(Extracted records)
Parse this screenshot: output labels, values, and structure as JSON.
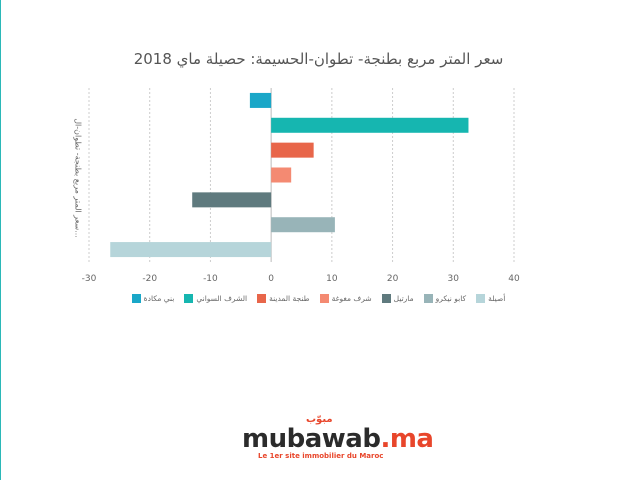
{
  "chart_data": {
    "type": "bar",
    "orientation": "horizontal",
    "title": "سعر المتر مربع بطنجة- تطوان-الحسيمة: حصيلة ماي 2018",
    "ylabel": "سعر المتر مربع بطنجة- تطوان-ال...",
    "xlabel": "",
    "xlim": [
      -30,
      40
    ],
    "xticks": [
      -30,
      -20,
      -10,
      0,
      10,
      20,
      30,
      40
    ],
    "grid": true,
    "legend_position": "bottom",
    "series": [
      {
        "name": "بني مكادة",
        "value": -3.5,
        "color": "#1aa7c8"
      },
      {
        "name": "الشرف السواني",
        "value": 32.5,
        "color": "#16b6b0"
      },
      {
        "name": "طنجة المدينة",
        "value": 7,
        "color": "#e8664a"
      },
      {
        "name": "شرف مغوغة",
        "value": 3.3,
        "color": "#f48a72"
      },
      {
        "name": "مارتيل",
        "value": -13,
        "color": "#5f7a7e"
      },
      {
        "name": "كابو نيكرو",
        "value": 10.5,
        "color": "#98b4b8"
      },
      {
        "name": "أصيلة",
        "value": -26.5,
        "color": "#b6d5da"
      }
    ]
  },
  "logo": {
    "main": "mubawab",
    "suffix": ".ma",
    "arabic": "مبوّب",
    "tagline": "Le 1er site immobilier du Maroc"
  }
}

## Directions for this task
Copy out all the records exactly, excluding pictures.

## Answer for this exercise
Parse this screenshot: output labels, values, and structure as JSON.
{
  "chart_data": {
    "type": "bar",
    "orientation": "horizontal",
    "title": "سعر المتر مربع بطنجة- تطوان-الحسيمة: حصيلة ماي 2018",
    "ylabel": "سعر المتر مربع بطنجة- تطوان-ال...",
    "xlabel": "",
    "xlim": [
      -30,
      40
    ],
    "xticks": [
      -30,
      -20,
      -10,
      0,
      10,
      20,
      30,
      40
    ],
    "grid": true,
    "legend_position": "bottom",
    "series": [
      {
        "name": "بني مكادة",
        "value": -3.5,
        "color": "#1aa7c8"
      },
      {
        "name": "الشرف السواني",
        "value": 32.5,
        "color": "#16b6b0"
      },
      {
        "name": "طنجة المدينة",
        "value": 7,
        "color": "#e8664a"
      },
      {
        "name": "شرف مغوغة",
        "value": 3.3,
        "color": "#f48a72"
      },
      {
        "name": "مارتيل",
        "value": -13,
        "color": "#5f7a7e"
      },
      {
        "name": "كابو نيكرو",
        "value": 10.5,
        "color": "#98b4b8"
      },
      {
        "name": "أصيلة",
        "value": -26.5,
        "color": "#b6d5da"
      }
    ]
  },
  "logo": {
    "main": "mubawab",
    "suffix": ".ma",
    "arabic": "مبوّب",
    "tagline": "Le 1er site immobilier du Maroc"
  }
}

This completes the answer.